**STATED PROBLEM:**
Isolate every line in the records below with "Highest" in it.

Data items
+++

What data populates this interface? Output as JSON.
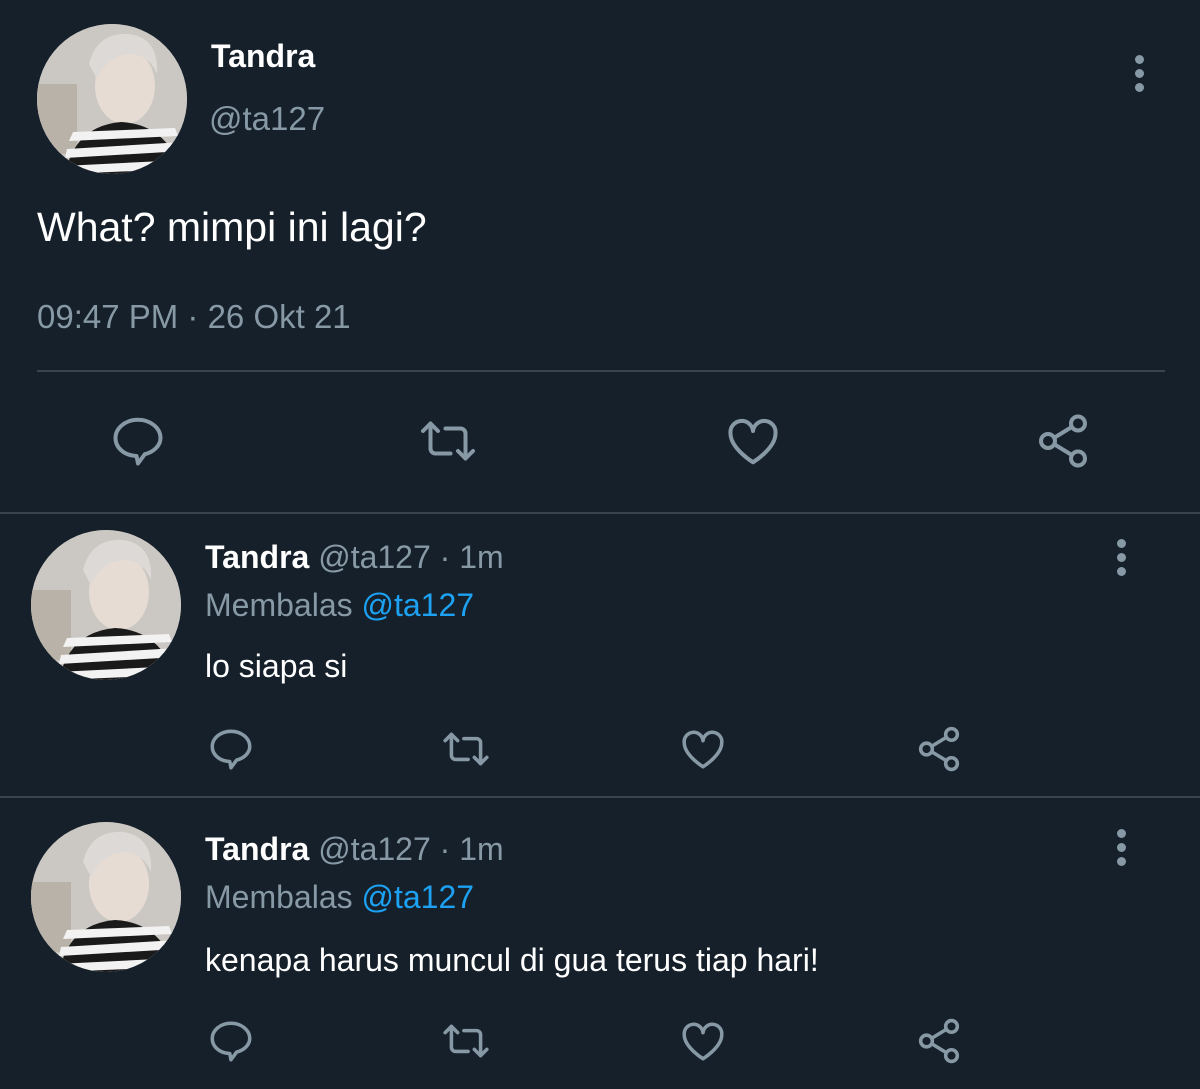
{
  "main_tweet": {
    "author_name": "Tandra",
    "author_handle": "@ta127",
    "text": "What? mimpi ini lagi?",
    "timestamp": "09:47 PM · 26 Okt 21",
    "icons": [
      "reply-icon",
      "retweet-icon",
      "like-icon",
      "share-icon",
      "more-options-icon"
    ]
  },
  "replies": [
    {
      "author_name": "Tandra",
      "author_handle": "@ta127",
      "separator": "·",
      "time": "1m",
      "replying_to_label": "Membalas",
      "replying_to_handle": "@ta127",
      "text": "lo siapa si"
    },
    {
      "author_name": "Tandra",
      "author_handle": "@ta127",
      "separator": "·",
      "time": "1m",
      "replying_to_label": "Membalas",
      "replying_to_handle": "@ta127",
      "text": "kenapa harus muncul di gua terus tiap hari!"
    }
  ],
  "colors": {
    "background": "#15202b",
    "primary_text": "#ffffff",
    "secondary_text": "#8899a6",
    "mention": "#1da1f2",
    "divider": "#38444d"
  }
}
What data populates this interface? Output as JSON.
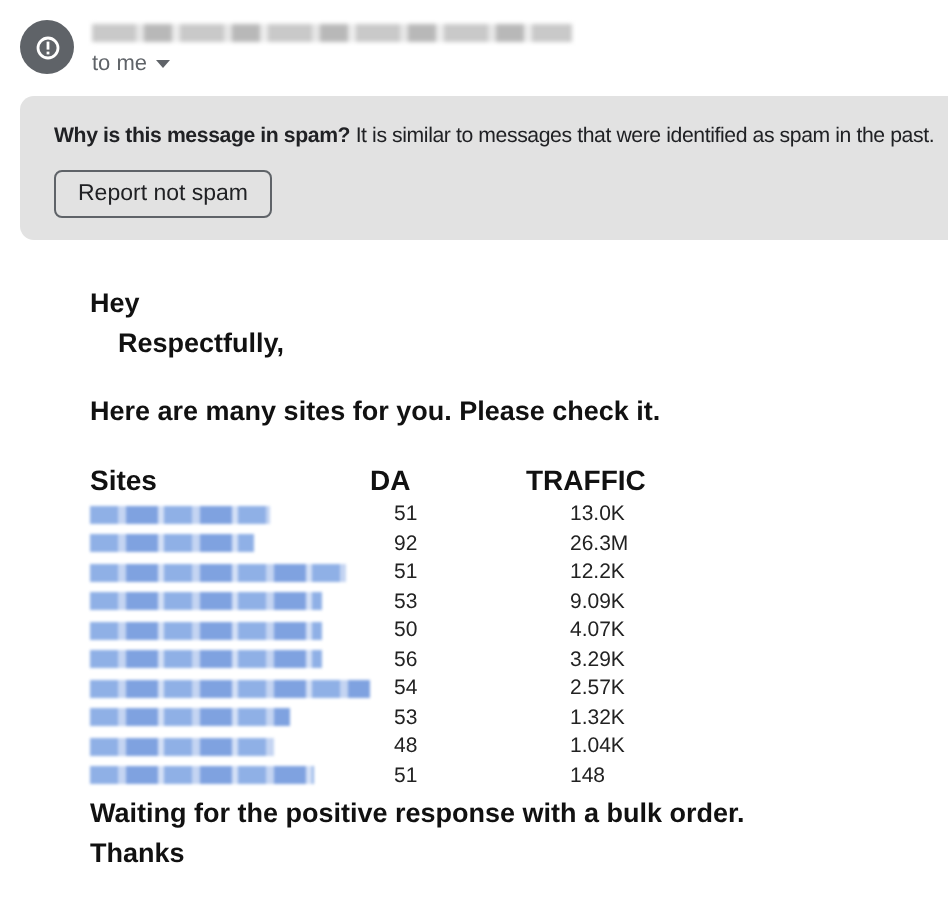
{
  "header": {
    "recipient": "to me"
  },
  "spam_banner": {
    "question": "Why is this message in spam?",
    "explanation": "It is similar to messages that were identified as spam in the past.",
    "button": "Report not spam"
  },
  "body": {
    "greeting": "Hey",
    "salutation": "Respectfully,",
    "intro": "Here are many sites for you. Please check it.",
    "table": {
      "columns": [
        "Sites",
        "DA",
        "TRAFFIC"
      ],
      "rows": [
        {
          "da": "51",
          "traffic": "13.0K"
        },
        {
          "da": "92",
          "traffic": "26.3M"
        },
        {
          "da": "51",
          "traffic": "12.2K"
        },
        {
          "da": "53",
          "traffic": "9.09K"
        },
        {
          "da": "50",
          "traffic": "4.07K"
        },
        {
          "da": "56",
          "traffic": "3.29K"
        },
        {
          "da": "54",
          "traffic": "2.57K"
        },
        {
          "da": "53",
          "traffic": "1.32K"
        },
        {
          "da": "48",
          "traffic": "1.04K"
        },
        {
          "da": "51",
          "traffic": "148"
        }
      ]
    },
    "closing": "Waiting for the positive response with a bulk order.",
    "signoff": "Thanks"
  }
}
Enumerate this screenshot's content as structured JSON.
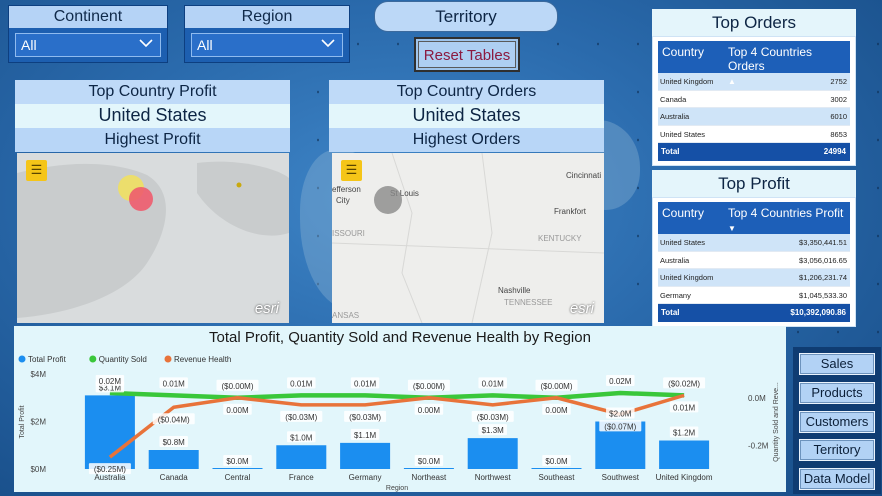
{
  "slicers": [
    {
      "label": "Continent",
      "value": "All"
    },
    {
      "label": "Region",
      "value": "All"
    }
  ],
  "territory_label": "Territory",
  "reset_label": "Reset Tables",
  "profit_card": {
    "title": "Top Country Profit",
    "value": "United States",
    "subtitle": "Highest Profit"
  },
  "orders_card": {
    "title": "Top Country Orders",
    "value": "United States",
    "subtitle": "Highest Orders"
  },
  "map_attribution": "esri",
  "orders_map_labels": [
    "efferson",
    "City",
    "St Louis",
    "ISSOURI",
    "Cincinnati",
    "Frankfort",
    "KENTUCKY",
    "Nashville",
    "TENNESSEE",
    "ANSAS"
  ],
  "top_orders": {
    "title": "Top Orders",
    "col1": "Country",
    "col2": "Top 4 Countries Orders",
    "rows": [
      {
        "country": "United Kingdom",
        "value": "2752"
      },
      {
        "country": "Canada",
        "value": "3002"
      },
      {
        "country": "Australia",
        "value": "6010"
      },
      {
        "country": "United States",
        "value": "8653"
      }
    ],
    "total_label": "Total",
    "total": "24994"
  },
  "top_profit": {
    "title": "Top Profit",
    "col1": "Country",
    "col2": "Top 4 Countries Profit",
    "rows": [
      {
        "country": "United States",
        "value": "$3,350,441.51"
      },
      {
        "country": "Australia",
        "value": "$3,056,016.65"
      },
      {
        "country": "United Kingdom",
        "value": "$1,206,231.74"
      },
      {
        "country": "Germany",
        "value": "$1,045,533.30"
      }
    ],
    "total_label": "Total",
    "total": "$10,392,090.86"
  },
  "chart_data": {
    "type": "bar",
    "title": "Total Profit, Quantity Sold and Revenue Health by Region",
    "xlabel": "Region",
    "ylabel": "Total Profit",
    "y2label": "Quantity Sold and Reve...",
    "ylim": [
      0,
      4
    ],
    "y_ticks": [
      "$0M",
      "$2M",
      "$4M"
    ],
    "y2lim": [
      -0.3,
      0.1
    ],
    "y2_ticks": [
      "0.0M",
      "-0.2M"
    ],
    "categories": [
      "Australia",
      "Canada",
      "Central",
      "France",
      "Germany",
      "Northeast",
      "Northwest",
      "Southeast",
      "Southwest",
      "United Kingdom"
    ],
    "series": [
      {
        "name": "Total Profit",
        "kind": "bar",
        "color": "#1b8ef0",
        "values": [
          3.1,
          0.8,
          0.0,
          1.0,
          1.1,
          0.0,
          1.3,
          0.0,
          2.0,
          1.2
        ],
        "labels": [
          "$3.1M",
          "$0.8M",
          "$0.0M",
          "$1.0M",
          "$1.1M",
          "$0.0M",
          "$1.3M",
          "$0.0M",
          "$2.0M",
          "$1.2M"
        ]
      },
      {
        "name": "Quantity Sold",
        "kind": "line",
        "color": "#3ac73a",
        "values": [
          0.02,
          0.01,
          0.0,
          0.01,
          0.01,
          0.0,
          0.01,
          0.0,
          0.02,
          0.01
        ],
        "labels": [
          "0.02M",
          "0.01M",
          "($0.00M)",
          "0.01M",
          "0.01M",
          "($0.00M)",
          "0.01M",
          "($0.00M)",
          "0.02M",
          "($0.02M)"
        ]
      },
      {
        "name": "Revenue Health",
        "kind": "line",
        "color": "#e8733a",
        "values": [
          -0.25,
          -0.04,
          0.0,
          -0.03,
          -0.03,
          0.0,
          -0.03,
          0.0,
          -0.07,
          0.01
        ],
        "labels": [
          "($0.25M)",
          "($0.04M)",
          "0.00M",
          "($0.03M)",
          "($0.03M)",
          "0.00M",
          "($0.03M)",
          "0.00M",
          "($0.07M)",
          "0.01M"
        ]
      }
    ]
  },
  "nav_buttons": [
    "Sales",
    "Products",
    "Customers",
    "Territory",
    "Data Model"
  ],
  "colors": {
    "accent": "#1d5fb8",
    "bar": "#1b8ef0",
    "quantity": "#3ac73a",
    "revenue": "#e8733a"
  }
}
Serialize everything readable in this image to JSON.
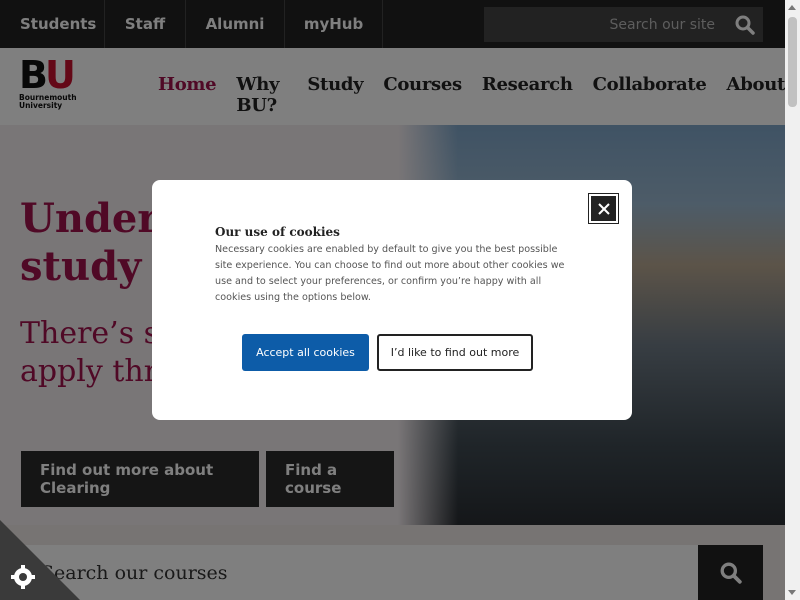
{
  "topbar": {
    "links": [
      "Students",
      "Staff",
      "Alumni",
      "myHub"
    ],
    "search_placeholder": "Search our site"
  },
  "header": {
    "logo_letters_b": "B",
    "logo_letters_u": "U",
    "logo_uni_line1": "Bournemouth",
    "logo_uni_line2": "University",
    "nav": [
      "Home",
      "Why BU?",
      "Study",
      "Courses",
      "Research",
      "Collaborate",
      "About"
    ],
    "active_nav": "Home"
  },
  "hero": {
    "title": "Undergraduate study",
    "subtitle": "There’s still time to apply through Clearing",
    "button1": "Find out more about Clearing",
    "button2": "Find a course"
  },
  "course_search": {
    "placeholder": "Search our courses"
  },
  "cookie_modal": {
    "title": "Our use of cookies",
    "body": "Necessary cookies are enabled by default to give you the best possible site experience. You can choose to find out more about other cookies we use and to select your preferences, or confirm you’re happy with all cookies using the options below.",
    "accept": "Accept all cookies",
    "more": "I’d like to find out more"
  },
  "colors": {
    "brand_magenta": "#a1124c",
    "accept_blue": "#0d5ca8",
    "dark": "#222222"
  },
  "icons": [
    "search-icon",
    "close-icon",
    "cookie-icon"
  ]
}
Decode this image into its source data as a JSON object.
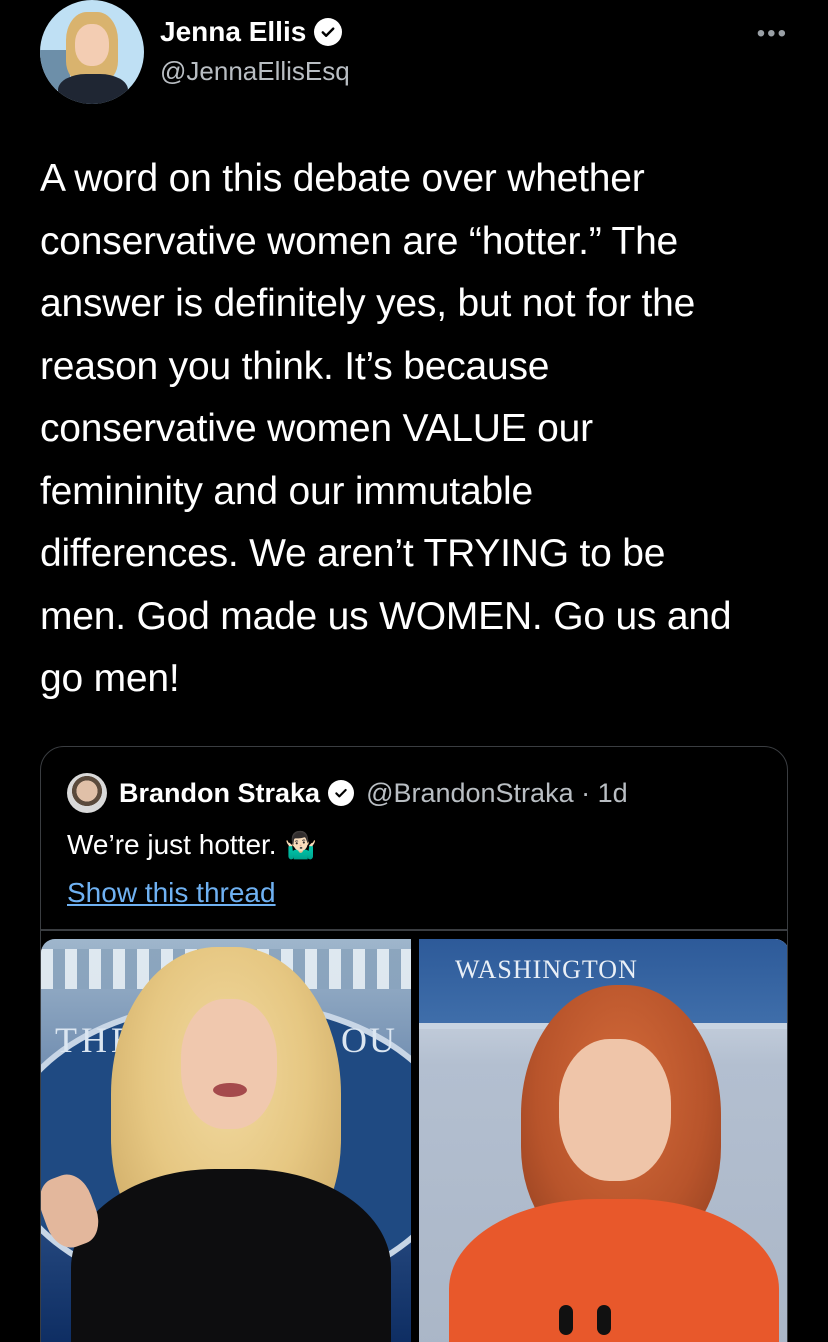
{
  "tweet": {
    "author": {
      "display_name": "Jenna Ellis",
      "handle": "@JennaEllisEsq",
      "verified": true
    },
    "more_icon": "more-dots-icon",
    "text_lines": [
      "A word on this debate over whether",
      "conservative women are “hotter.” The",
      "answer is definitely yes, but not for the",
      "reason you think. It’s because",
      "conservative women VALUE our",
      "femininity and our immutable",
      "differences. We aren’t TRYING to be",
      "men. God made us WOMEN. Go us and",
      "go men!"
    ]
  },
  "quoted_tweet": {
    "author": {
      "display_name": "Brandon Straka",
      "handle_time": "@BrandonStraka · 1d",
      "verified": true
    },
    "text": "We’re just hotter.",
    "emoji": "🤷🏻‍♂️",
    "show_thread": "Show this thread",
    "images": [
      {
        "sign_text_left": "THE V",
        "sign_text_right": "OU"
      },
      {
        "sign_text": "WASHINGTON"
      }
    ]
  },
  "colors": {
    "background": "#000000",
    "text": "#ffffff",
    "secondary_text": "#b9bec3",
    "link": "#6fb1f2",
    "border": "#3a3d41"
  }
}
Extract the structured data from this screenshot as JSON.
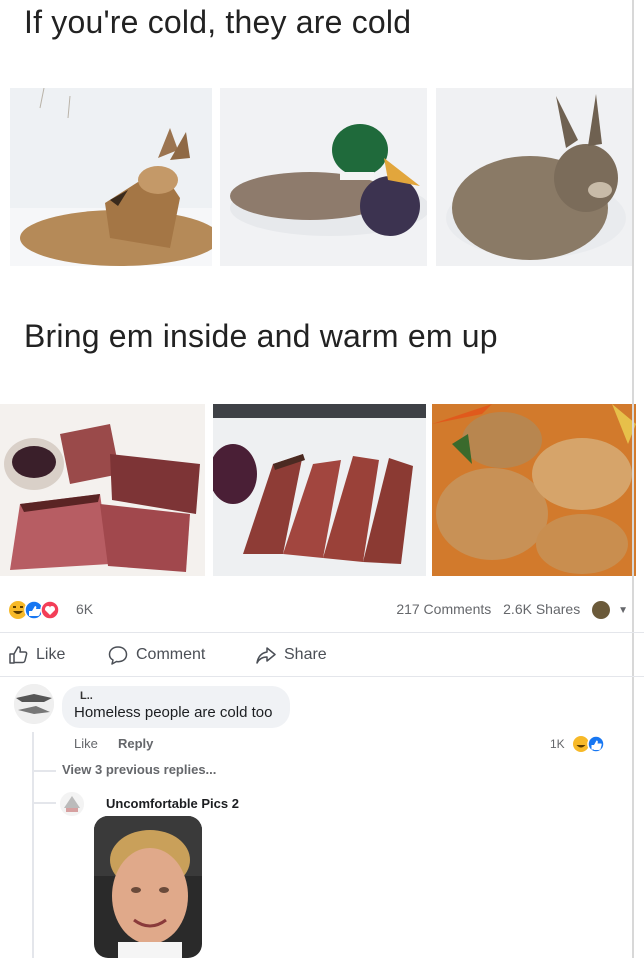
{
  "meme": {
    "caption_top": "If you're cold, they are cold",
    "caption_bottom": "Bring em inside and warm em up"
  },
  "post_stats": {
    "reaction_count": "6K",
    "comments": "217 Comments",
    "shares": "2.6K Shares"
  },
  "actions": {
    "like": "Like",
    "comment": "Comment",
    "share": "Share"
  },
  "comment": {
    "author": "L..",
    "text": "Homeless people are cold too",
    "like_label": "Like",
    "reply_label": "Reply",
    "reaction_count": "1K"
  },
  "thread": {
    "view_previous": "View 3 previous replies...",
    "reply_author": "Uncomfortable Pics 2"
  },
  "colors": {
    "link_gray": "#65676b",
    "bubble": "#f0f2f5",
    "like_blue": "#1877f2",
    "haha_yellow": "#f7b928",
    "love_red": "#f33e58"
  }
}
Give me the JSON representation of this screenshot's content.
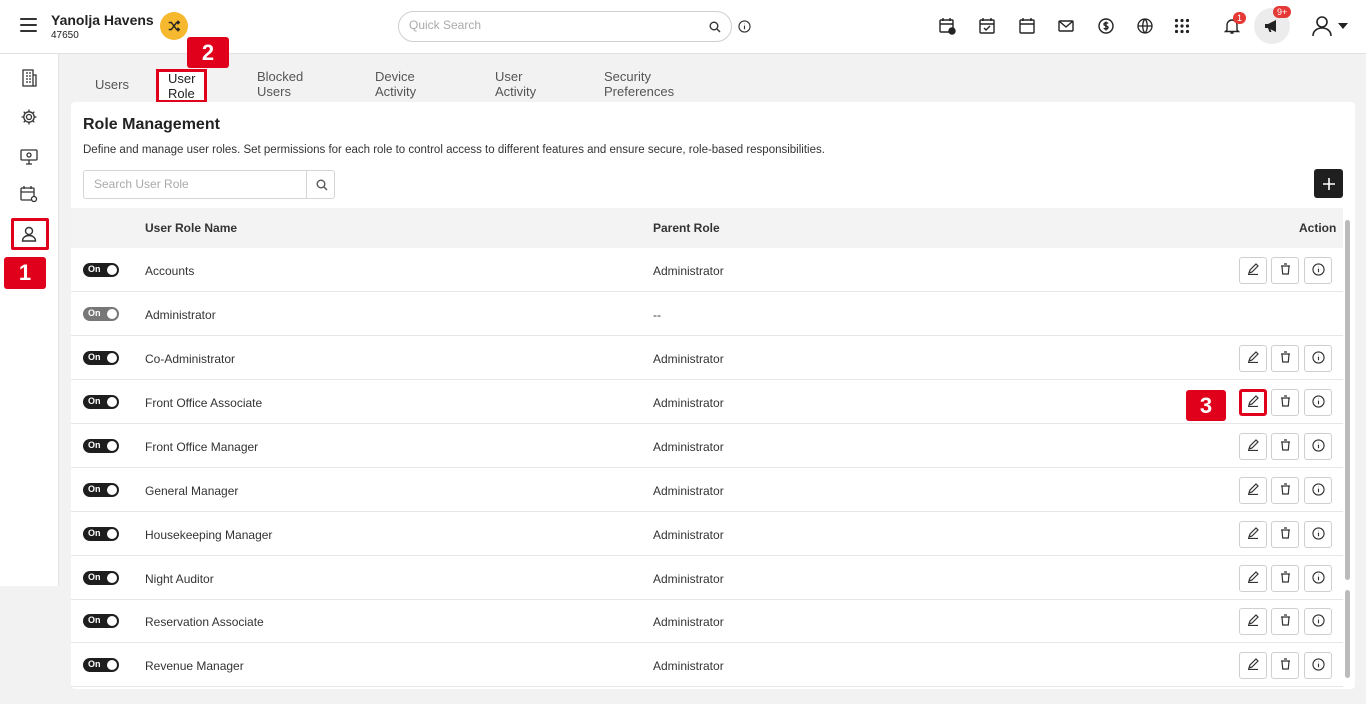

+++

**SOLUTION BELOW:**
    "subtitle": "Highest Profit"
    "subtitle": "Highest Orders"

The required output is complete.